=== DATASET RECORDS ===

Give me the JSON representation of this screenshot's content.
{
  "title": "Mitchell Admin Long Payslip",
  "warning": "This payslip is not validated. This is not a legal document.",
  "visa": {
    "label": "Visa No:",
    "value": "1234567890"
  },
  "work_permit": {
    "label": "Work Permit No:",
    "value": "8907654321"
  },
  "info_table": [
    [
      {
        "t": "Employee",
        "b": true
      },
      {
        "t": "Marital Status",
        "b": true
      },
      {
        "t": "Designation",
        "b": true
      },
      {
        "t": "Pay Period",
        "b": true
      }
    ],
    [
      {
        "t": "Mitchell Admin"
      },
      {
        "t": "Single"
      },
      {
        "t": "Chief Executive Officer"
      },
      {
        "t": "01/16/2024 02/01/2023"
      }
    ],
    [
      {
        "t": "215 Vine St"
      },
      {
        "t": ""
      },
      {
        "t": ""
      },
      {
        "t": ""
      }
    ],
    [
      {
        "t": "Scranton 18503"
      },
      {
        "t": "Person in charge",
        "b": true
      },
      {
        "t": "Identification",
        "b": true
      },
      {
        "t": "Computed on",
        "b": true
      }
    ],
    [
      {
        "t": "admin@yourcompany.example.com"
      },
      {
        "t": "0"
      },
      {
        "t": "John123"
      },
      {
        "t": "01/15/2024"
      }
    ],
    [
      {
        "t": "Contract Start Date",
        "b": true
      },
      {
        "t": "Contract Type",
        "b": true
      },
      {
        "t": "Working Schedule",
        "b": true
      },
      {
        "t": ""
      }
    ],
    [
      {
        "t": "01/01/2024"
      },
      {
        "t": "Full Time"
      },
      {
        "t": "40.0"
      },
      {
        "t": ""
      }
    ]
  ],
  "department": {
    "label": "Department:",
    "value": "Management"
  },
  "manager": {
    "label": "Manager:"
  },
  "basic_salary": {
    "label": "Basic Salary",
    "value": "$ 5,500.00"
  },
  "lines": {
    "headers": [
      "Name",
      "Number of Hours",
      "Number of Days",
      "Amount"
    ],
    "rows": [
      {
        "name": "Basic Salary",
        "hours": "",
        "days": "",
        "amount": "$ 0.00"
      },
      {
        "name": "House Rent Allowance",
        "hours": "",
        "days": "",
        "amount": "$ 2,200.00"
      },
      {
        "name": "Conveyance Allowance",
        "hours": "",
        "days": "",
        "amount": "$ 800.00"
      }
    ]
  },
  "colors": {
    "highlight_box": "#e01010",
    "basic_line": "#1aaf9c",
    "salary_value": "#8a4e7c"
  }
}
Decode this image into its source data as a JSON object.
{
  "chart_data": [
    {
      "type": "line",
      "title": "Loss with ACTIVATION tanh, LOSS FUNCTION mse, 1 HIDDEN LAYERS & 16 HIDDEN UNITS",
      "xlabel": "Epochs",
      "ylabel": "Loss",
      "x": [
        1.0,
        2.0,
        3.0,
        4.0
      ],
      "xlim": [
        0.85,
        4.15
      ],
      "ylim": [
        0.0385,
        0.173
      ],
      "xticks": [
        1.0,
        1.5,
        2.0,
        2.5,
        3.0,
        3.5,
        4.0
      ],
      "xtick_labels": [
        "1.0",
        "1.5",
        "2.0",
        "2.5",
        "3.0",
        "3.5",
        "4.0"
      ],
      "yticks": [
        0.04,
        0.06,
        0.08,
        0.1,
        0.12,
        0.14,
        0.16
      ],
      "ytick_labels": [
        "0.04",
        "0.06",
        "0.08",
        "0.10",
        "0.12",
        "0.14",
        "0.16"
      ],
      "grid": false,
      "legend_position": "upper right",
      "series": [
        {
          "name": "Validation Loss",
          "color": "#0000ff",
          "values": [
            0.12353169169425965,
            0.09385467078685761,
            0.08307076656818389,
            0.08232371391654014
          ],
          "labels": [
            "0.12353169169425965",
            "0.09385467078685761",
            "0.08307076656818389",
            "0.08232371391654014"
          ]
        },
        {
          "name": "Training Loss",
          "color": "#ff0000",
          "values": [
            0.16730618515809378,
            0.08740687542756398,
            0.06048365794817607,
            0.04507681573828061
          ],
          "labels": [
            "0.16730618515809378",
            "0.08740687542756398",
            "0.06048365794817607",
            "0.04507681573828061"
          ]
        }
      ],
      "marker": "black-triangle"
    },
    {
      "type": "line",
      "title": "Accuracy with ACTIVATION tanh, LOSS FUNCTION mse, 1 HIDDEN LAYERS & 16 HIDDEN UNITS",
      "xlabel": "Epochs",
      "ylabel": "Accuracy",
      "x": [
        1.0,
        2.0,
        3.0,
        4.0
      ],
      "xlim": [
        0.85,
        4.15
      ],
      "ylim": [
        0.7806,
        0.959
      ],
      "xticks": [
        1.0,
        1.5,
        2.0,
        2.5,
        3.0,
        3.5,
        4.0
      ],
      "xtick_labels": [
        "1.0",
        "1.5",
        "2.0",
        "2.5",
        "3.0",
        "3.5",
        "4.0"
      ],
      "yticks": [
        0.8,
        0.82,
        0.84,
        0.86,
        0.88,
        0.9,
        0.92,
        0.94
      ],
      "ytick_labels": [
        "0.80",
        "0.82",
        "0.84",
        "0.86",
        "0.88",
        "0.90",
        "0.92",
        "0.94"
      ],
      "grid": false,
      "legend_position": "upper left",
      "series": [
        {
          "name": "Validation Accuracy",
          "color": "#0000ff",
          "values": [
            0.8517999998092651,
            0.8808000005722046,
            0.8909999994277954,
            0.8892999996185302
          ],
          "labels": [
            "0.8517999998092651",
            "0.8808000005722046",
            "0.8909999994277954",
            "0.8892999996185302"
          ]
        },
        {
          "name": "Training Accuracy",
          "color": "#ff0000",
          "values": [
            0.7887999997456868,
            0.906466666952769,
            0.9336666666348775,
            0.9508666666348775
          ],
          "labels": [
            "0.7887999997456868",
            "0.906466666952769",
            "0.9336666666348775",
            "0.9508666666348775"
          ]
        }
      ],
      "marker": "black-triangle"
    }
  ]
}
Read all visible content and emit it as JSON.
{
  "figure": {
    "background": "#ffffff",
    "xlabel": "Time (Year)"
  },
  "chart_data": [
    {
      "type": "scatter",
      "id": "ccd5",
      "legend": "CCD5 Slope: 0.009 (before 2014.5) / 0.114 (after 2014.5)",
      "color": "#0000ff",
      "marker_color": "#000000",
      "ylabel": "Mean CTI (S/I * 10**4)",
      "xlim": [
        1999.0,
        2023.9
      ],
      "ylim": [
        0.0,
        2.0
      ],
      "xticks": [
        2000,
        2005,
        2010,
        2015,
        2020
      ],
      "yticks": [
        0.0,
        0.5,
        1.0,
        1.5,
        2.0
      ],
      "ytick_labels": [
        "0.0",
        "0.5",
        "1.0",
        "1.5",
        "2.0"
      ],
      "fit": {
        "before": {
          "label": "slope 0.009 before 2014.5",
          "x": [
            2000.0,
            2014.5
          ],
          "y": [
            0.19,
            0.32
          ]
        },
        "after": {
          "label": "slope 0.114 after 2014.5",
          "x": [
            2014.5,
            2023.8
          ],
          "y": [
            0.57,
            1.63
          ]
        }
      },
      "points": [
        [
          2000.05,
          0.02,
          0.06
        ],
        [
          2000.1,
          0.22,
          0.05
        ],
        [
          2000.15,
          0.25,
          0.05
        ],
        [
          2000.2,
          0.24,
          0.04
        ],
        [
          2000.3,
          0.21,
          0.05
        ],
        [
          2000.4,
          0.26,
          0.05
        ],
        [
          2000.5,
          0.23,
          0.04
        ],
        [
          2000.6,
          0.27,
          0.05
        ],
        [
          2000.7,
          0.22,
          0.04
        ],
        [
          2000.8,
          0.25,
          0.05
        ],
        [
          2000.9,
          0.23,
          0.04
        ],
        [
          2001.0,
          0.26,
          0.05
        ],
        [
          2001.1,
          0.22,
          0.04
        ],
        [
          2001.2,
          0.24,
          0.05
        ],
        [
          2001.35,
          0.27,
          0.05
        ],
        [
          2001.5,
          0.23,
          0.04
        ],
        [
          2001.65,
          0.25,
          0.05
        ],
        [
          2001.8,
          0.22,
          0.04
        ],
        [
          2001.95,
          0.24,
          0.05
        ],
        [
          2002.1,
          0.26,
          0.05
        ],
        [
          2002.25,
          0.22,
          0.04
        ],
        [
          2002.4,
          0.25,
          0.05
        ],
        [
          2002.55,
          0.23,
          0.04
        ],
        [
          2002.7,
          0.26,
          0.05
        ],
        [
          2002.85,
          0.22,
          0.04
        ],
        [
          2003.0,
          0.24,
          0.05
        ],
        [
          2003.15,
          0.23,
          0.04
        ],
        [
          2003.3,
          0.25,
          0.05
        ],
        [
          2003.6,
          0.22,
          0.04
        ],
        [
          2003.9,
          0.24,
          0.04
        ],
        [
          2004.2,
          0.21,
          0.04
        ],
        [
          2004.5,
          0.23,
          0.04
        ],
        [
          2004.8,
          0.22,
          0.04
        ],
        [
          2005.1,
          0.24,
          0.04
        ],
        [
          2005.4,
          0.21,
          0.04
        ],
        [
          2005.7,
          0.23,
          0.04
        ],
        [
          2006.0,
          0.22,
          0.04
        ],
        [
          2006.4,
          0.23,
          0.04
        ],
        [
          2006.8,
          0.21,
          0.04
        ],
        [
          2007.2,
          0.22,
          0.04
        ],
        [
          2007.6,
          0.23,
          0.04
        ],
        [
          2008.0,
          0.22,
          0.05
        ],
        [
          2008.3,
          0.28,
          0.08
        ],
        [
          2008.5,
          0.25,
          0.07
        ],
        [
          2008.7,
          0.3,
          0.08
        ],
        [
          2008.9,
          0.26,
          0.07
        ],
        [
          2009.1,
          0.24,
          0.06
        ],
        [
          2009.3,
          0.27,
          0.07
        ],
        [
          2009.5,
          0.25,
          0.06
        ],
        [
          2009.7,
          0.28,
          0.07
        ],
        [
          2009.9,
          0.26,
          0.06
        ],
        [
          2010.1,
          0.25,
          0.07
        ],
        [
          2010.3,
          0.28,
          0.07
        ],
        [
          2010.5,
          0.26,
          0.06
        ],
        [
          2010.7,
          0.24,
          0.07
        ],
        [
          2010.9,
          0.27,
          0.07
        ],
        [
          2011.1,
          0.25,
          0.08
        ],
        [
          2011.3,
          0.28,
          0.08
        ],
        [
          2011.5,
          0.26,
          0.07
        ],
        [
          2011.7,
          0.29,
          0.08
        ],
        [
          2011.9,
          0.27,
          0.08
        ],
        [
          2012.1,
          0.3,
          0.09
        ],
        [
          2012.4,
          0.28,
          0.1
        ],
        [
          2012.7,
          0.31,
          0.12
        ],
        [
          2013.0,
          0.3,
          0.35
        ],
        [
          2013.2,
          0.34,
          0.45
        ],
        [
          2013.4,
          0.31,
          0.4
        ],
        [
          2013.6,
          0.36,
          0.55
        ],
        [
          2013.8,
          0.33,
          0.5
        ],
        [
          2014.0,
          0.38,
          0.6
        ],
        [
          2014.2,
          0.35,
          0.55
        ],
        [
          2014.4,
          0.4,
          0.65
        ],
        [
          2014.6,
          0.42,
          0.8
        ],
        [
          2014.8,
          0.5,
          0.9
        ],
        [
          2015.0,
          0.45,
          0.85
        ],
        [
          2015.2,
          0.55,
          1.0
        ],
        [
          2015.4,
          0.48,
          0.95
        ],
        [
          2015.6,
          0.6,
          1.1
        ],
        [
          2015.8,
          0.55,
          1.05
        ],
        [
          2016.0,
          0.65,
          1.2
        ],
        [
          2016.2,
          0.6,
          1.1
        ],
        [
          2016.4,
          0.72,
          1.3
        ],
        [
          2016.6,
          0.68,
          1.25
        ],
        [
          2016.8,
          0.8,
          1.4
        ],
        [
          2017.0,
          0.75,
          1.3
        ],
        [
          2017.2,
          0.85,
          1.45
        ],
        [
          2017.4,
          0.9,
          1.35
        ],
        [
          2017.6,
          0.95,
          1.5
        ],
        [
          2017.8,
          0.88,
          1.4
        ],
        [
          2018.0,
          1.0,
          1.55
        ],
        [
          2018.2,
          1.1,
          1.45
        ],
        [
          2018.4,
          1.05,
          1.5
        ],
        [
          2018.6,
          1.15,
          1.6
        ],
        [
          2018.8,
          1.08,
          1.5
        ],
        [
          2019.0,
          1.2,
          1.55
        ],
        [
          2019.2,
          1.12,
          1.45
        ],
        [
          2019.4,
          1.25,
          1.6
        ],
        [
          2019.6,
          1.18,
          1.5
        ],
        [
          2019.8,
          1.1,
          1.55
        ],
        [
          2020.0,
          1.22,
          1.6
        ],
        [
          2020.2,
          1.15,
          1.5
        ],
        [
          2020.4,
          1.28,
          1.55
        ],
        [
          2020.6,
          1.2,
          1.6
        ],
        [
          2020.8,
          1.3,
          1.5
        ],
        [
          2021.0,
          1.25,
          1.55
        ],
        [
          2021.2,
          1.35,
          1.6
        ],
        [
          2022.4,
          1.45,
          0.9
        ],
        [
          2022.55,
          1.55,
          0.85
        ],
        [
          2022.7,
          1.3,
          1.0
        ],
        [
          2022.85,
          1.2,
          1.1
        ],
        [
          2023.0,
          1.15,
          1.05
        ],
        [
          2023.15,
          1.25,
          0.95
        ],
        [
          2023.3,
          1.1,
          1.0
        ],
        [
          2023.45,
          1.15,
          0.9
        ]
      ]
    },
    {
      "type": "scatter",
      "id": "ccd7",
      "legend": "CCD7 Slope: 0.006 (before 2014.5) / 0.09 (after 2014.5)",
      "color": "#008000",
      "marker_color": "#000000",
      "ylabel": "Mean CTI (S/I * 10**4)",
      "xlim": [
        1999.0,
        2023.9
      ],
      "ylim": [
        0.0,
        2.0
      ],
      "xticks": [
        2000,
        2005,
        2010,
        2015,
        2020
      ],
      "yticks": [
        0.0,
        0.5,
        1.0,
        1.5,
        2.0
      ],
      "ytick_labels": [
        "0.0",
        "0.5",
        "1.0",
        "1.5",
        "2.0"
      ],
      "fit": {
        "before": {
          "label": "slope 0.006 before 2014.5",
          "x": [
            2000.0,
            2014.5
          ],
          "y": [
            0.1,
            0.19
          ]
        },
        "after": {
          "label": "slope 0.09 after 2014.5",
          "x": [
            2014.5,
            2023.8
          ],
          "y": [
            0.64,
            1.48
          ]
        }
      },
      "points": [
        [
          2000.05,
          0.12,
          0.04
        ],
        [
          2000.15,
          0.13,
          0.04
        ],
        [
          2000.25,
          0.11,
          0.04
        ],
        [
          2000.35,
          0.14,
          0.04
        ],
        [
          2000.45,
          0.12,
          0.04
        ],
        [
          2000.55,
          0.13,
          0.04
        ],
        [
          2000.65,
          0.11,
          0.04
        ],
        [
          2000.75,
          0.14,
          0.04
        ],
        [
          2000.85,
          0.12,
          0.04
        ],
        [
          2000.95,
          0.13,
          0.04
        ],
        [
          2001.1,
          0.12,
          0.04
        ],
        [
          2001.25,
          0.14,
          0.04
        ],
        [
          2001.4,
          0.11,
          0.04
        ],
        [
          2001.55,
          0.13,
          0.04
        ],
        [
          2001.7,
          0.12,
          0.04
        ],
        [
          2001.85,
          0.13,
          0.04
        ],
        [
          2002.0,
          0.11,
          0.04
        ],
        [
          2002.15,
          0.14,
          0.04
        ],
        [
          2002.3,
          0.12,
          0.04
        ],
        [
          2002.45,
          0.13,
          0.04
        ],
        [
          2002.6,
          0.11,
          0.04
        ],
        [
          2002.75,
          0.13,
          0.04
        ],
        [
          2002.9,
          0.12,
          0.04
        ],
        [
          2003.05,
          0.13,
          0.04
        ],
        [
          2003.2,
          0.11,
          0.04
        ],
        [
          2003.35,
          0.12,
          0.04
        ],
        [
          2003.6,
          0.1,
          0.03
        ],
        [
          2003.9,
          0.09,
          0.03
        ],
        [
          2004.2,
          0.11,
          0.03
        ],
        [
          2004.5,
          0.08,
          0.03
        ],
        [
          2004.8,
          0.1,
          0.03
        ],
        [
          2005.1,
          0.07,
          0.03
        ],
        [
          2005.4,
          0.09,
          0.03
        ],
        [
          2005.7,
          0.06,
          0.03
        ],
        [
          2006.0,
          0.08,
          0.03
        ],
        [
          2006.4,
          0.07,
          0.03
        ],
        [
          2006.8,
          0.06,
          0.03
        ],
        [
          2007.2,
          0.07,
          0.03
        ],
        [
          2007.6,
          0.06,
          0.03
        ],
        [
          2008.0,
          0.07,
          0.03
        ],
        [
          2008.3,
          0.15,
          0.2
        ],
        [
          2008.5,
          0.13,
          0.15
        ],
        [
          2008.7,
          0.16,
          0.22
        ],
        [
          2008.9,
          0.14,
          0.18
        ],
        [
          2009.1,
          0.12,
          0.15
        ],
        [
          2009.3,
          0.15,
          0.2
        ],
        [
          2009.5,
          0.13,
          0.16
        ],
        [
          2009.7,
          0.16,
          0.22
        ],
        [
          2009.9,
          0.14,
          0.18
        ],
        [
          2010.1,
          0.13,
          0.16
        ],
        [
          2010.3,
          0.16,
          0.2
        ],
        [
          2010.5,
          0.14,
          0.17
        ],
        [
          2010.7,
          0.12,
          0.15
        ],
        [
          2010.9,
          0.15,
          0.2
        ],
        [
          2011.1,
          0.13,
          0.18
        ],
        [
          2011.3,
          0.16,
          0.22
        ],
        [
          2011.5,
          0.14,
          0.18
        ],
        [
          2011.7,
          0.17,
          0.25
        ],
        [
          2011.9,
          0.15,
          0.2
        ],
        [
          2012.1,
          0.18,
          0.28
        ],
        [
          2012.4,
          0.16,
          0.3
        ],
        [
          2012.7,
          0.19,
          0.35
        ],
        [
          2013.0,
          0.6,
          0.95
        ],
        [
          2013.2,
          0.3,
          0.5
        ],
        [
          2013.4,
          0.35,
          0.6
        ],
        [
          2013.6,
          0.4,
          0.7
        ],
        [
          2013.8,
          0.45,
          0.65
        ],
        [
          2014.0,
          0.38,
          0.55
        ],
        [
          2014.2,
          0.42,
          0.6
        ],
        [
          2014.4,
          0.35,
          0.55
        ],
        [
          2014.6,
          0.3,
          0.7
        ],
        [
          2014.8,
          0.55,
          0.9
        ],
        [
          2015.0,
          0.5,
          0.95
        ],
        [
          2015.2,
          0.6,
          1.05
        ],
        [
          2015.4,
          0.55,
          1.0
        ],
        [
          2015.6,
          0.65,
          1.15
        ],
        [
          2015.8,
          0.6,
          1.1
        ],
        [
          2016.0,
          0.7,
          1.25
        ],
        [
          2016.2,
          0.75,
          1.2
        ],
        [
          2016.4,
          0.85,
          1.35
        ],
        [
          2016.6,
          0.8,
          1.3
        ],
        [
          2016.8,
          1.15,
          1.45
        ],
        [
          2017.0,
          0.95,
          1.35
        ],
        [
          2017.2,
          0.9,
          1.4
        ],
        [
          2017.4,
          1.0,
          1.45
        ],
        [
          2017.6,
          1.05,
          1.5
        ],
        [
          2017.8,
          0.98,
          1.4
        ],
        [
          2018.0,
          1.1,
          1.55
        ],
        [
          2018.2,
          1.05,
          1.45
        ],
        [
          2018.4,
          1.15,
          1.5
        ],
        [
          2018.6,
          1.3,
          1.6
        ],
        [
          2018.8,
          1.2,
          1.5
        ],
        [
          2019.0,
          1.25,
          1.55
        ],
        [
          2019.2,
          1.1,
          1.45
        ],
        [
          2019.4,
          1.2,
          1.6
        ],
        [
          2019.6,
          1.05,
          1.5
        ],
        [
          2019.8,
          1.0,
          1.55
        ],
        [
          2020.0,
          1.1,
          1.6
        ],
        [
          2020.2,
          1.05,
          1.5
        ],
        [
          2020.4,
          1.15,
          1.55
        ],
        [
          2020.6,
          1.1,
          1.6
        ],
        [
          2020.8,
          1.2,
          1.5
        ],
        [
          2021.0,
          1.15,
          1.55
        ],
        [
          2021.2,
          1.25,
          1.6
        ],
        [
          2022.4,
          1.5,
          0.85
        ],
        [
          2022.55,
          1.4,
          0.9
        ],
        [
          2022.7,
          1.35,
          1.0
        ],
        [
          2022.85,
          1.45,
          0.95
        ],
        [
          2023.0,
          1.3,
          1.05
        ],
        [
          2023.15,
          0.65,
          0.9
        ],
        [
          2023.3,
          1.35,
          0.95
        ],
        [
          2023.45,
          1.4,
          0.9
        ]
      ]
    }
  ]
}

===

§ TASK
Your answer should be a single number: the count of lines in the entries that contain the word "HIDDEN".

§ OUTPUT BELOW
2